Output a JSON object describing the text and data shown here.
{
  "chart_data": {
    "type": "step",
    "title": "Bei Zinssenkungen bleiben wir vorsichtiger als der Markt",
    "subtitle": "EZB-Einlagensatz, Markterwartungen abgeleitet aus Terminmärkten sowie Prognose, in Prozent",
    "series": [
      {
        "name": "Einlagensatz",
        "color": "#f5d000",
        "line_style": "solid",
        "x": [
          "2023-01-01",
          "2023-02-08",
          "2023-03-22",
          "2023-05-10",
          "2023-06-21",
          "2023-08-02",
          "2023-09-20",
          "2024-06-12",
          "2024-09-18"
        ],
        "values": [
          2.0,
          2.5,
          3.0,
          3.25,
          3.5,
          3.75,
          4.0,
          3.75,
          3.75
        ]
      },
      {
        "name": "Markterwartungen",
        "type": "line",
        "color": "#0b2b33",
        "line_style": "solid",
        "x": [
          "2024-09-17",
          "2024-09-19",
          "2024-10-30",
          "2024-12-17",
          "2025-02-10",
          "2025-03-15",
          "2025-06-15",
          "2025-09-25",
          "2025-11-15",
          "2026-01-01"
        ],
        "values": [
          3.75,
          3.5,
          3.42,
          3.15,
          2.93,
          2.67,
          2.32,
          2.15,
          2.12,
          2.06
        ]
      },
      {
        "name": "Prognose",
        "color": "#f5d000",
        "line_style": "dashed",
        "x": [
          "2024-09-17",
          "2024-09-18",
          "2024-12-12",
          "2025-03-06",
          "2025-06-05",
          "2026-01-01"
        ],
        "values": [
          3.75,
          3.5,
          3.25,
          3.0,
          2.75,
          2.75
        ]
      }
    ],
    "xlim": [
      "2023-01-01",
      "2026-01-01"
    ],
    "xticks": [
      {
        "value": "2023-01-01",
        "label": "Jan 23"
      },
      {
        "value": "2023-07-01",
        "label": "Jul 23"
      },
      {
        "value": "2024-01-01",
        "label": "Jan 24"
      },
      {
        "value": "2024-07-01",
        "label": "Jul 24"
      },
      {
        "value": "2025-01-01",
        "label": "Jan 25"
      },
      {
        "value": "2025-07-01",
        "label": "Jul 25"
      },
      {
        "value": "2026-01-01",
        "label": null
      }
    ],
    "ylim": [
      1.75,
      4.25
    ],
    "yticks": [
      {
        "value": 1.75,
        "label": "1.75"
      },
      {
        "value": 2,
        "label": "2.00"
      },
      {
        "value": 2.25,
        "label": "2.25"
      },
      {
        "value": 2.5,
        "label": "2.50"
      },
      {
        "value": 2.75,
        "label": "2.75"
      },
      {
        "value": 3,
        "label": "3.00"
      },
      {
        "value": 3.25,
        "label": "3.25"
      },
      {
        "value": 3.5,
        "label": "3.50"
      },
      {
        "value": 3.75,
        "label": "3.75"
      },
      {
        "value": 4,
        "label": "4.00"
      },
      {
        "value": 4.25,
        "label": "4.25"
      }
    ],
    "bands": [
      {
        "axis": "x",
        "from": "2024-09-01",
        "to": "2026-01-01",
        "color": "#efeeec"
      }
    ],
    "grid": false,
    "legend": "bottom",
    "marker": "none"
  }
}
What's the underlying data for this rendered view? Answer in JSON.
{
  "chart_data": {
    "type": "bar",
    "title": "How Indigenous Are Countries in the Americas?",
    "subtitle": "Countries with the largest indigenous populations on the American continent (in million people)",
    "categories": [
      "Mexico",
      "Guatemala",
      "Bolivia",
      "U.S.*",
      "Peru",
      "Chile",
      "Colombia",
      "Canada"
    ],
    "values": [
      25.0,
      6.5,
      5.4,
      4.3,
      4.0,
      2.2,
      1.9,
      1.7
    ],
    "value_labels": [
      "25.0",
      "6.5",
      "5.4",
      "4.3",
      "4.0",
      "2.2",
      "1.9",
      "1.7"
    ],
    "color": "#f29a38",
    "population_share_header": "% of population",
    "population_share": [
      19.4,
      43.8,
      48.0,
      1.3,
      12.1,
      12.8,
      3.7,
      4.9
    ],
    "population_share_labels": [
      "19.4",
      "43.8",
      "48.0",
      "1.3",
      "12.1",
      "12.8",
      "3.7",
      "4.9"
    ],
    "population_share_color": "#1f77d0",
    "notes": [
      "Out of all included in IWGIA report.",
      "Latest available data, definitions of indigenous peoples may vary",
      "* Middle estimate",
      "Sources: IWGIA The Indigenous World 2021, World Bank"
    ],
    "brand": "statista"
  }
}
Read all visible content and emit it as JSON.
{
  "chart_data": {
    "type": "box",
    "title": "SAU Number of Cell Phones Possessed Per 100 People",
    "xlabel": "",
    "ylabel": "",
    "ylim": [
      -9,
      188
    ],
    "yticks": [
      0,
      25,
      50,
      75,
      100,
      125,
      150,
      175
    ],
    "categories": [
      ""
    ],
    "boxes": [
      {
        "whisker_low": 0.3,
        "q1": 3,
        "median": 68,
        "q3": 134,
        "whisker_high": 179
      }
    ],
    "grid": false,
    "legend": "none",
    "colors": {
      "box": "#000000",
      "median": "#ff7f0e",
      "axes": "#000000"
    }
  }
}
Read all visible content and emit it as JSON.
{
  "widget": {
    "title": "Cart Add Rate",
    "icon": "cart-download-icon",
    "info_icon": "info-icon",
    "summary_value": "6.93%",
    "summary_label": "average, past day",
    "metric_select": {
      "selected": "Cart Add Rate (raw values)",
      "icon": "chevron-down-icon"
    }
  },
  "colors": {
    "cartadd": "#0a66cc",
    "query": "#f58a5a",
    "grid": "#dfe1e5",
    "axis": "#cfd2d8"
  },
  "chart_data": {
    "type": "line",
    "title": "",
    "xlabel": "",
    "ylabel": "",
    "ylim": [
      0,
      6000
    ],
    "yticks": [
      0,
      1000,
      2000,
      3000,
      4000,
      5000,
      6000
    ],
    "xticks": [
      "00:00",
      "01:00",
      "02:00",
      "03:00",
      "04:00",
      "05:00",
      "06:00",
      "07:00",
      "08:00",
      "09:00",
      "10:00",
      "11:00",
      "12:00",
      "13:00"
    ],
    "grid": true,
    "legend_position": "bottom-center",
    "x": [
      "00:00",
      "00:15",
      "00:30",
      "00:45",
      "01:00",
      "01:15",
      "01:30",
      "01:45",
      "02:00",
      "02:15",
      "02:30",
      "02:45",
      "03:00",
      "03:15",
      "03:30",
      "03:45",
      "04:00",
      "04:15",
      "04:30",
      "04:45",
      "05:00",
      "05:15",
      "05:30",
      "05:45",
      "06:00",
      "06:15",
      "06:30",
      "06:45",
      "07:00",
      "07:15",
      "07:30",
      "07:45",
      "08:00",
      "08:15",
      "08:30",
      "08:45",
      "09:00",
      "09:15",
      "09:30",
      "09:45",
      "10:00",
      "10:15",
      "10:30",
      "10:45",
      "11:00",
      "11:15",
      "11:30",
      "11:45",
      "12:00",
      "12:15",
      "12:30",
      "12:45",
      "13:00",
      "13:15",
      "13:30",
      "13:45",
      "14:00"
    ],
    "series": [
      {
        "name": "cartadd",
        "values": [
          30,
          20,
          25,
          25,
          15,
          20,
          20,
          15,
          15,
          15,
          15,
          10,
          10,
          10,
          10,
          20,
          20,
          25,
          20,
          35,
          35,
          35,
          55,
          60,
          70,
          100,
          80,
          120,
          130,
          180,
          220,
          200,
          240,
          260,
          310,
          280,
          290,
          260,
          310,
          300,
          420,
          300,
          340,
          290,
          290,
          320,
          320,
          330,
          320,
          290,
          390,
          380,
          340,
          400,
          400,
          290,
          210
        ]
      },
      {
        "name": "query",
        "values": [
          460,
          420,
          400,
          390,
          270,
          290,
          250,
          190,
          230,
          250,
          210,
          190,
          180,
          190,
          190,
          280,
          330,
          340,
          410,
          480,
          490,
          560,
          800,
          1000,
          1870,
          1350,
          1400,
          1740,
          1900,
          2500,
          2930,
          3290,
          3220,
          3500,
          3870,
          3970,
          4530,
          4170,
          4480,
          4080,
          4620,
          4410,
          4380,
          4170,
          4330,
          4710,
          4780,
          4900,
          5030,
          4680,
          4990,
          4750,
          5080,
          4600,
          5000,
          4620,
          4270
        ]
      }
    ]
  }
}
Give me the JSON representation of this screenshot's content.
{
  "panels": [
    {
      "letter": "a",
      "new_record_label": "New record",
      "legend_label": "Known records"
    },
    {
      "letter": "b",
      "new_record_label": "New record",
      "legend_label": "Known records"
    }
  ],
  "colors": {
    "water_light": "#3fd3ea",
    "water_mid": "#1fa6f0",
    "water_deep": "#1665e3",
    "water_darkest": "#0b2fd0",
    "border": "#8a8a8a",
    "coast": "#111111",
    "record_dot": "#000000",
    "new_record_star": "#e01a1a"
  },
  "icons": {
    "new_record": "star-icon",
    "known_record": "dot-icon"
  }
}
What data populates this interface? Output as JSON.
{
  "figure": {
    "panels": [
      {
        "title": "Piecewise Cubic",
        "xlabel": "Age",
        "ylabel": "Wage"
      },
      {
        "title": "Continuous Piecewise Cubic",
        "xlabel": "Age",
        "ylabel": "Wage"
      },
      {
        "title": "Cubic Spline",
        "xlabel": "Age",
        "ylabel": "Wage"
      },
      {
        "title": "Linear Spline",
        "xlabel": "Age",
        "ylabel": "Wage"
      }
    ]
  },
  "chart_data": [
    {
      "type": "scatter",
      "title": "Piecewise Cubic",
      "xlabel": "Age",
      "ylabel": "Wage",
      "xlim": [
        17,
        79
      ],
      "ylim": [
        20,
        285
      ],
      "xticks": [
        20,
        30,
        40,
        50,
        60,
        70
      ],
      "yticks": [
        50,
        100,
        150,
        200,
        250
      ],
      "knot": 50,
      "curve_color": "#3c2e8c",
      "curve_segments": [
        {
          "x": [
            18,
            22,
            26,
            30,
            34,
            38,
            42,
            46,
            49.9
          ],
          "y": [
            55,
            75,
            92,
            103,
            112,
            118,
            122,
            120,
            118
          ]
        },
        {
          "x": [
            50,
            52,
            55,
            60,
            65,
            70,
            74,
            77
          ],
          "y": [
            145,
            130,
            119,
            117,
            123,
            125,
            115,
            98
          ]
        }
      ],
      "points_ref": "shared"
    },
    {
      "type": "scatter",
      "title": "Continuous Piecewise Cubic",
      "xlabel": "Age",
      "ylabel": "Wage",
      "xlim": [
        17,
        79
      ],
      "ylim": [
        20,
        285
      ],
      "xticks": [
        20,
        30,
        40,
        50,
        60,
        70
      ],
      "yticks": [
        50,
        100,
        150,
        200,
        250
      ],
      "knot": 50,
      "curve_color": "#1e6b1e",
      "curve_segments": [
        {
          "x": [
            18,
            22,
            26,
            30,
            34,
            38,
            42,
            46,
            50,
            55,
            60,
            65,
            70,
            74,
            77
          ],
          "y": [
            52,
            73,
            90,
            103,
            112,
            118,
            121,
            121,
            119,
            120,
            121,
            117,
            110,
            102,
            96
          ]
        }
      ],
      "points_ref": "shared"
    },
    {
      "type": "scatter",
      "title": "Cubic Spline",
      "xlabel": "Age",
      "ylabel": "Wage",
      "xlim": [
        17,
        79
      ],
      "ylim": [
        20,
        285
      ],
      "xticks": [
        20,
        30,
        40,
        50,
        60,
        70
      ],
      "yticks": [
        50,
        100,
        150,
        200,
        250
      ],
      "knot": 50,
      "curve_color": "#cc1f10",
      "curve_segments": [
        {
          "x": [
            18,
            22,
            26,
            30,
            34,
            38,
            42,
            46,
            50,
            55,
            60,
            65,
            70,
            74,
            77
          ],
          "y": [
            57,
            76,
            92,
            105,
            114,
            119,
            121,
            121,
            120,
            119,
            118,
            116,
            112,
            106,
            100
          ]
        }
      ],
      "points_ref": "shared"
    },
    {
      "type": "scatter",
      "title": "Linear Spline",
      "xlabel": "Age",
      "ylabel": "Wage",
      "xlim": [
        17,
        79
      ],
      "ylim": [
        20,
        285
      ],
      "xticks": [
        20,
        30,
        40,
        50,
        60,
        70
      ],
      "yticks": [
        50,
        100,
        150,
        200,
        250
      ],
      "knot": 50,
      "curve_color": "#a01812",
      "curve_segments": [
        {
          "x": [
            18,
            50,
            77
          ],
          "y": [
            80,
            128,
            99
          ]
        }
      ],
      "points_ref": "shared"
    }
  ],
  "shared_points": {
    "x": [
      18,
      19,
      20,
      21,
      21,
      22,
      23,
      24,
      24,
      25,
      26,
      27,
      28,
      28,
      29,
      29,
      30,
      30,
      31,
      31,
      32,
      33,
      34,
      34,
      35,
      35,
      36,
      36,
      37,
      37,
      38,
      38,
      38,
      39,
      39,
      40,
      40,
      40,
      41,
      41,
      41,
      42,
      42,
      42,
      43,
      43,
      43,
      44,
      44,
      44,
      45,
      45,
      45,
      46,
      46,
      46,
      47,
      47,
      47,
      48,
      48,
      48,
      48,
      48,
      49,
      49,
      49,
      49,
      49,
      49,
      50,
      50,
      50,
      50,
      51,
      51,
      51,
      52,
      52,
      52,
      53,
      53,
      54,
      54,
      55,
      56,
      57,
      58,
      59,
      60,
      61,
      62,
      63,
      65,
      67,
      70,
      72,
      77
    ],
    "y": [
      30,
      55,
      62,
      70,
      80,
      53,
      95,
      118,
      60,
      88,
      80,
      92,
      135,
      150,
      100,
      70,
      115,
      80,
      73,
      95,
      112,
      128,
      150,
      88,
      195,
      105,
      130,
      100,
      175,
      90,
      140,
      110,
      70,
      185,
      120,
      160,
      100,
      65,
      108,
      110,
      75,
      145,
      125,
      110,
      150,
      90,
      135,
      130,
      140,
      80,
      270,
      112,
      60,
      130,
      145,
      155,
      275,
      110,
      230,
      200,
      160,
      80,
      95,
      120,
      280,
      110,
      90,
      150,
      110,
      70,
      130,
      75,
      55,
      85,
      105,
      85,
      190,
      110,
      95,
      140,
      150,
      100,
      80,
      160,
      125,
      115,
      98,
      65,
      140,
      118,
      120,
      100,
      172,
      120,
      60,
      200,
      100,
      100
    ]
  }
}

Task statement:
Copy each line of the records above that carries the word "Einlagensatz".

Solution to this exercise:
    "subtitle": "EZB-Einlagensatz, Markterwartungen abgeleitet aus Terminmärkten sowie Prognose, in Prozent",
        "name": "Einlagensatz",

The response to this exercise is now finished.